= AIM OF THE TASK =
Repeat the material verbatim and drop the pictures.

= ITEMS =
###

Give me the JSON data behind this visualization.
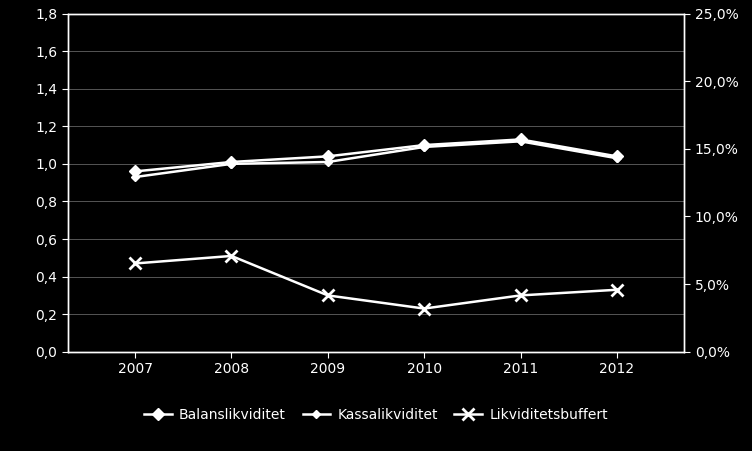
{
  "years": [
    2007,
    2008,
    2009,
    2010,
    2011,
    2012
  ],
  "balanslikviditet": [
    0.96,
    1.01,
    1.04,
    1.1,
    1.13,
    1.04
  ],
  "kassalikviditet": [
    0.93,
    1.0,
    1.01,
    1.09,
    1.12,
    1.03
  ],
  "likviditetsbuffert": [
    0.47,
    0.51,
    0.3,
    0.23,
    0.3,
    0.33
  ],
  "left_ylim": [
    0.0,
    1.8
  ],
  "left_yticks": [
    0.0,
    0.2,
    0.4,
    0.6,
    0.8,
    1.0,
    1.2,
    1.4,
    1.6,
    1.8
  ],
  "right_ylim": [
    0.0,
    0.25
  ],
  "right_yticks": [
    0.0,
    0.05,
    0.1,
    0.15,
    0.2,
    0.25
  ],
  "right_ytick_labels": [
    "0,0%",
    "5,0%",
    "10,0%",
    "15,0%",
    "20,0%",
    "25,0%"
  ],
  "left_ytick_labels": [
    "0,0",
    "0,2",
    "0,4",
    "0,6",
    "0,8",
    "1,0",
    "1,2",
    "1,4",
    "1,6",
    "1,8"
  ],
  "line_color": "#ffffff",
  "background_color": "#000000",
  "text_color": "#ffffff",
  "grid_color": "#555555",
  "legend_labels": [
    "Balanslikviditet",
    "Kassalikviditet",
    "Likviditetsbuffert"
  ]
}
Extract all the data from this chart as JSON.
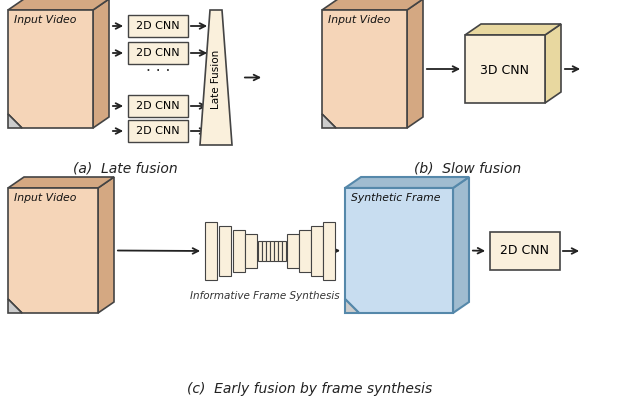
{
  "background_color": "#ffffff",
  "figure_width": 6.2,
  "figure_height": 4.08,
  "dpi": 100,
  "box_face_color": "#faf0dc",
  "box_edge_color": "#444444",
  "cnn_box_color": "#faf0dc",
  "cnn_box_dark": "#e8d8a0",
  "arrow_color": "#222222",
  "caption_a": "(a)  Late fusion",
  "caption_b": "(b)  Slow fusion",
  "caption_c": "(c)  Early fusion by frame synthesis",
  "label_2d_cnn": "2D CNN",
  "label_3d_cnn": "3D CNN",
  "label_late_fusion": "Late Fusion",
  "label_input_video": "Input Video",
  "label_synthetic_frame": "Synthetic Frame",
  "label_ifs": "Informative Frame Synthesis",
  "caption_font_size": 10,
  "video_box_color": "#f5d5b8",
  "video_box_dark": "#d4a882",
  "synth_box_color": "#c8ddf0",
  "synth_box_edge": "#6699bb",
  "dots": "· · ·"
}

###

= COMPLETE ANSWER =
Give me the JSON data behind this visualization.
{
  "years": [
    2007,
    2008,
    2009,
    2010,
    2011,
    2012
  ],
  "balanslikviditet": [
    0.96,
    1.01,
    1.04,
    1.1,
    1.13,
    1.04
  ],
  "kassalikviditet": [
    0.93,
    1.0,
    1.01,
    1.09,
    1.12,
    1.03
  ],
  "likviditetsbuffert": [
    0.47,
    0.51,
    0.3,
    0.23,
    0.3,
    0.33
  ],
  "left_ylim": [
    0.0,
    1.8
  ],
  "left_yticks": [
    0.0,
    0.2,
    0.4,
    0.6,
    0.8,
    1.0,
    1.2,
    1.4,
    1.6,
    1.8
  ],
  "right_ylim": [
    0.0,
    0.25
  ],
  "right_yticks": [
    0.0,
    0.05,
    0.1,
    0.15,
    0.2,
    0.25
  ],
  "right_ytick_labels": [
    "0,0%",
    "5,0%",
    "10,0%",
    "15,0%",
    "20,0%",
    "25,0%"
  ],
  "left_ytick_labels": [
    "0,0",
    "0,2",
    "0,4",
    "0,6",
    "0,8",
    "1,0",
    "1,2",
    "1,4",
    "1,6",
    "1,8"
  ],
  "line_color": "#ffffff",
  "background_color": "#000000",
  "text_color": "#ffffff",
  "grid_color": "#555555",
  "legend_labels": [
    "Balanslikviditet",
    "Kassalikviditet",
    "Likviditetsbuffert"
  ]
}
Extract all the data from this chart as JSON.
{
  "background_color": "#ffffff",
  "figure_width": 6.2,
  "figure_height": 4.08,
  "dpi": 100,
  "box_face_color": "#faf0dc",
  "box_edge_color": "#444444",
  "cnn_box_color": "#faf0dc",
  "cnn_box_dark": "#e8d8a0",
  "arrow_color": "#222222",
  "caption_a": "(a)  Late fusion",
  "caption_b": "(b)  Slow fusion",
  "caption_c": "(c)  Early fusion by frame synthesis",
  "label_2d_cnn": "2D CNN",
  "label_3d_cnn": "3D CNN",
  "label_late_fusion": "Late Fusion",
  "label_input_video": "Input Video",
  "label_synthetic_frame": "Synthetic Frame",
  "label_ifs": "Informative Frame Synthesis",
  "caption_font_size": 10,
  "video_box_color": "#f5d5b8",
  "video_box_dark": "#d4a882",
  "synth_box_color": "#c8ddf0",
  "synth_box_edge": "#6699bb",
  "dots": "· · ·"
}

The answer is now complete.